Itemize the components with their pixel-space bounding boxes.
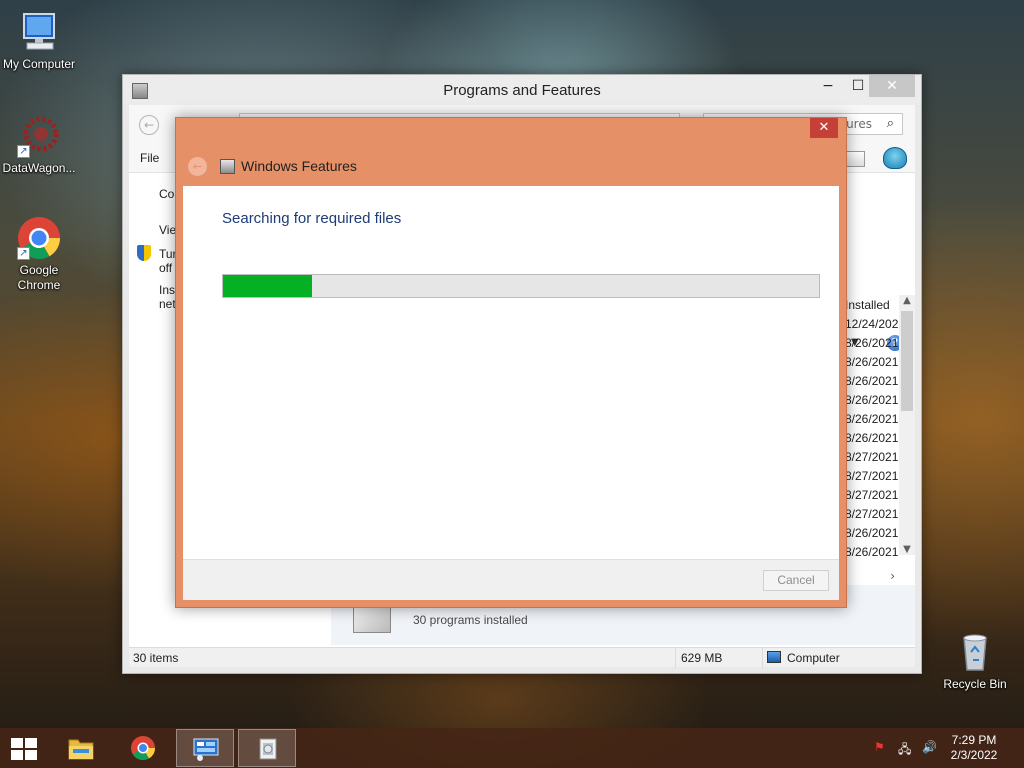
installed-date[interactable]: 8/26/2021 [841, 545, 899, 564]
desktop-icon-recycle-bin[interactable]: Recycle Bin [936, 630, 1014, 692]
task-link[interactable]: Vie [159, 223, 176, 237]
installed-date[interactable]: 8/26/2021 [841, 355, 899, 374]
installed-date[interactable]: 8/27/2021 [841, 469, 899, 488]
scrollbar-thumb[interactable] [901, 311, 913, 411]
computer-icon [17, 10, 61, 54]
recycle-bin-icon [953, 630, 997, 674]
status-bar: 30 items 629 MB Computer [129, 647, 915, 668]
status-divider [675, 648, 676, 668]
action-center-flag-icon[interactable]: ⚑ [874, 740, 885, 754]
desktop-icon-label: Google Chrome [17, 263, 61, 292]
menu-file[interactable]: File [140, 151, 159, 165]
windows-logo-icon [11, 738, 23, 748]
dialog-content: Searching for required files Cancel [183, 186, 839, 600]
windows-logo-pane [25, 738, 37, 748]
shortcut-arrow-icon: ↗ [17, 247, 30, 260]
close-button[interactable]: ✕ [869, 75, 915, 97]
search-icon[interactable]: ⌕ [887, 116, 894, 131]
shell-icon[interactable] [883, 147, 907, 169]
chrome-icon [131, 736, 155, 761]
system-tray: ⚑ 🖧 🔊 [874, 740, 944, 756]
installed-date[interactable]: 8/26/2021 [841, 526, 899, 545]
programs-features-icon [259, 738, 277, 760]
desktop-icon-google-chrome[interactable]: ↗ Google Chrome [0, 216, 78, 293]
uac-shield-icon [137, 245, 151, 261]
desktop-icon-label: DataWagon... [2, 161, 76, 175]
installed-date[interactable]: 8/27/2021 [841, 488, 899, 507]
start-button[interactable] [10, 737, 38, 760]
installed-date[interactable]: 8/26/2021 [841, 393, 899, 412]
task-link[interactable]: Co [159, 187, 174, 201]
window-titlebar[interactable]: Programs and Features − ☐ ✕ [123, 75, 921, 105]
computer-small-icon [767, 651, 781, 663]
scroll-up-icon[interactable]: ▲ [899, 295, 915, 306]
desktop-icon-datawagon[interactable]: ↗ DataWagon... [0, 114, 78, 176]
taskbar-control-panel[interactable] [176, 729, 234, 767]
installed-date-column: 12/24/202 8/26/2021 8/26/2021 8/26/2021 … [841, 317, 899, 564]
control-panel-icon [193, 738, 219, 761]
datawagon-icon: ↗ [17, 114, 61, 158]
windows-features-dialog: ✕ ← Windows Features Searching for requi… [175, 117, 847, 608]
installed-date[interactable]: 8/27/2021 [841, 507, 899, 526]
folder-icon [68, 739, 94, 760]
taskbar: ⚑ 🖧 🔊 7:29 PM 2/3/2022 [0, 728, 1024, 768]
windows-logo-pane [11, 750, 23, 760]
window-title: Programs and Features [443, 82, 601, 99]
status-location: Computer [787, 651, 840, 665]
vertical-scrollbar[interactable]: ▲ ▼ [899, 295, 915, 555]
progress-bar [222, 274, 820, 298]
installed-date[interactable]: 8/26/2021 [841, 412, 899, 431]
task-link-continued[interactable]: net [159, 297, 176, 311]
taskbar-file-explorer[interactable] [52, 729, 110, 767]
installed-date[interactable]: 8/26/2021 [841, 336, 899, 355]
back-arrow-icon[interactable]: ← [139, 115, 159, 135]
minimize-button[interactable]: − [813, 75, 843, 97]
volume-icon[interactable]: 🔊 [922, 740, 937, 754]
status-item-count: 30 items [133, 651, 179, 665]
dialog-status-heading: Searching for required files [222, 210, 402, 227]
desktop-icon-label: My Computer [2, 57, 76, 71]
task-link-continued[interactable]: off [159, 261, 172, 275]
column-header-installed-on[interactable]: Installed [841, 295, 899, 315]
taskbar-google-chrome[interactable] [114, 729, 172, 767]
windows-features-icon [220, 159, 235, 174]
chrome-icon: ↗ [17, 216, 61, 260]
network-icon[interactable]: 🖧 [898, 740, 911, 761]
task-link[interactable]: Tur [159, 247, 177, 261]
installed-date[interactable]: 8/27/2021 [841, 450, 899, 469]
dialog-close-button[interactable]: ✕ [810, 118, 838, 138]
desktop-icon-label: Recycle Bin [943, 677, 1007, 691]
dialog-footer: Cancel [183, 559, 839, 600]
clock-date: 2/3/2022 [950, 748, 998, 762]
status-divider [762, 648, 763, 668]
scroll-right-icon[interactable]: › [890, 569, 895, 583]
dialog-back-arrow-icon: ← [188, 157, 207, 176]
scroll-down-icon[interactable]: ▼ [899, 544, 915, 555]
installed-date[interactable]: 8/26/2021 [841, 374, 899, 393]
programs-installed-count: 30 programs installed [413, 613, 528, 627]
status-size: 629 MB [681, 651, 723, 665]
installed-date[interactable]: 8/26/2021 [841, 431, 899, 450]
taskbar-clock[interactable]: 7:29 PM 2/3/2022 [944, 733, 1004, 763]
cancel-button[interactable]: Cancel [763, 570, 829, 591]
desktop-icon-my-computer[interactable]: My Computer [0, 10, 78, 72]
search-placeholder: ures [846, 117, 872, 131]
taskbar-programs-and-features[interactable] [238, 729, 296, 767]
installed-date[interactable]: 12/24/202 [841, 317, 899, 336]
clock-time: 7:29 PM [951, 733, 997, 747]
progress-bar-fill [223, 275, 313, 297]
dialog-title: Windows Features [241, 158, 357, 174]
shortcut-arrow-icon: ↗ [17, 145, 30, 158]
windows-logo-pane [25, 750, 37, 760]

#####

Reproduce every line of the records above word for word, leaving out the pictures.

Solved exercise:
Itemize the components with their pixel-space bounding boxes.
installed-date[interactable]: 8/26/2021 [841, 545, 899, 564]
desktop-icon-recycle-bin[interactable]: Recycle Bin [936, 630, 1014, 692]
task-link[interactable]: Vie [159, 223, 176, 237]
installed-date[interactable]: 8/26/2021 [841, 355, 899, 374]
installed-date[interactable]: 8/27/2021 [841, 469, 899, 488]
scrollbar-thumb[interactable] [901, 311, 913, 411]
computer-icon [17, 10, 61, 54]
recycle-bin-icon [953, 630, 997, 674]
status-bar: 30 items 629 MB Computer [129, 647, 915, 668]
status-divider [675, 648, 676, 668]
action-center-flag-icon[interactable]: ⚑ [874, 740, 885, 754]
desktop-icon-label: Google Chrome [17, 263, 61, 292]
menu-file[interactable]: File [140, 151, 159, 165]
windows-logo-icon [11, 738, 23, 748]
dialog-content: Searching for required files Cancel [183, 186, 839, 600]
windows-logo-pane [25, 738, 37, 748]
shortcut-arrow-icon: ↗ [17, 247, 30, 260]
close-button[interactable]: ✕ [869, 75, 915, 97]
search-icon[interactable]: ⌕ [887, 116, 894, 131]
shell-icon[interactable] [883, 147, 907, 169]
chrome-icon [131, 736, 155, 761]
system-tray: ⚑ 🖧 🔊 [874, 740, 944, 756]
installed-date[interactable]: 8/26/2021 [841, 526, 899, 545]
programs-features-icon [259, 738, 277, 760]
desktop-icon-google-chrome[interactable]: ↗ Google Chrome [0, 216, 78, 293]
uac-shield-icon [137, 245, 151, 261]
desktop-icon-label: DataWagon... [2, 161, 76, 175]
installed-date[interactable]: 8/27/2021 [841, 488, 899, 507]
start-button[interactable] [10, 737, 38, 760]
installed-date[interactable]: 8/26/2021 [841, 393, 899, 412]
task-link[interactable]: Co [159, 187, 174, 201]
window-titlebar[interactable]: Programs and Features − ☐ ✕ [123, 75, 921, 105]
computer-small-icon [767, 651, 781, 663]
scroll-up-icon[interactable]: ▲ [899, 295, 915, 306]
desktop-icon-datawagon[interactable]: ↗ DataWagon... [0, 114, 78, 176]
taskbar-control-panel[interactable] [176, 729, 234, 767]
installed-date-column: 12/24/202 8/26/2021 8/26/2021 8/26/2021 … [841, 317, 899, 564]
control-panel-icon [193, 738, 219, 761]
datawagon-icon: ↗ [17, 114, 61, 158]
windows-features-dialog: ✕ ← Windows Features Searching for requi… [175, 117, 847, 608]
installed-date[interactable]: 8/27/2021 [841, 507, 899, 526]
folder-icon [68, 739, 94, 760]
taskbar: ⚑ 🖧 🔊 7:29 PM 2/3/2022 [0, 728, 1024, 768]
windows-logo-pane [11, 750, 23, 760]
window-title: Programs and Features [443, 82, 601, 99]
status-location: Computer [787, 651, 840, 665]
vertical-scrollbar[interactable]: ▲ ▼ [899, 295, 915, 555]
progress-bar [222, 274, 820, 298]
installed-date[interactable]: 8/26/2021 [841, 412, 899, 431]
task-link-continued[interactable]: net [159, 297, 176, 311]
taskbar-file-explorer[interactable] [52, 729, 110, 767]
installed-date[interactable]: 8/26/2021 [841, 336, 899, 355]
back-arrow-icon[interactable]: ← [139, 115, 159, 135]
minimize-button[interactable]: − [813, 75, 843, 97]
volume-icon[interactable]: 🔊 [922, 740, 937, 754]
status-item-count: 30 items [133, 651, 179, 665]
dialog-status-heading: Searching for required files [222, 210, 402, 227]
desktop-icon-label: My Computer [2, 57, 76, 71]
task-link-continued[interactable]: off [159, 261, 172, 275]
column-header-installed-on[interactable]: Installed [841, 295, 899, 315]
taskbar-google-chrome[interactable] [114, 729, 172, 767]
windows-features-icon [220, 159, 235, 174]
chrome-icon: ↗ [17, 216, 61, 260]
network-icon[interactable]: 🖧 [898, 740, 911, 761]
task-link[interactable]: Tur [159, 247, 177, 261]
installed-date[interactable]: 8/27/2021 [841, 450, 899, 469]
dialog-close-button[interactable]: ✕ [810, 118, 838, 138]
desktop-icon-label: Recycle Bin [943, 677, 1007, 691]
dialog-footer: Cancel [183, 559, 839, 600]
clock-date: 2/3/2022 [950, 748, 998, 762]
status-divider [762, 648, 763, 668]
scroll-right-icon[interactable]: › [890, 569, 895, 583]
dialog-back-arrow-icon: ← [188, 157, 207, 176]
scroll-down-icon[interactable]: ▼ [899, 544, 915, 555]
installed-date[interactable]: 8/26/2021 [841, 374, 899, 393]
programs-installed-count: 30 programs installed [413, 613, 528, 627]
status-size: 629 MB [681, 651, 723, 665]
installed-date[interactable]: 8/26/2021 [841, 431, 899, 450]
taskbar-clock[interactable]: 7:29 PM 2/3/2022 [944, 733, 1004, 763]
cancel-button[interactable]: Cancel [763, 570, 829, 591]
desktop-icon-my-computer[interactable]: My Computer [0, 10, 78, 72]
search-placeholder: ures [846, 117, 872, 131]
taskbar-programs-and-features[interactable] [238, 729, 296, 767]
installed-date[interactable]: 12/24/202 [841, 317, 899, 336]
clock-time: 7:29 PM [951, 733, 997, 747]
progress-bar-fill [223, 275, 313, 297]
dialog-title: Windows Features [241, 158, 357, 174]
shortcut-arrow-icon: ↗ [17, 145, 30, 158]
windows-logo-pane [25, 750, 37, 760]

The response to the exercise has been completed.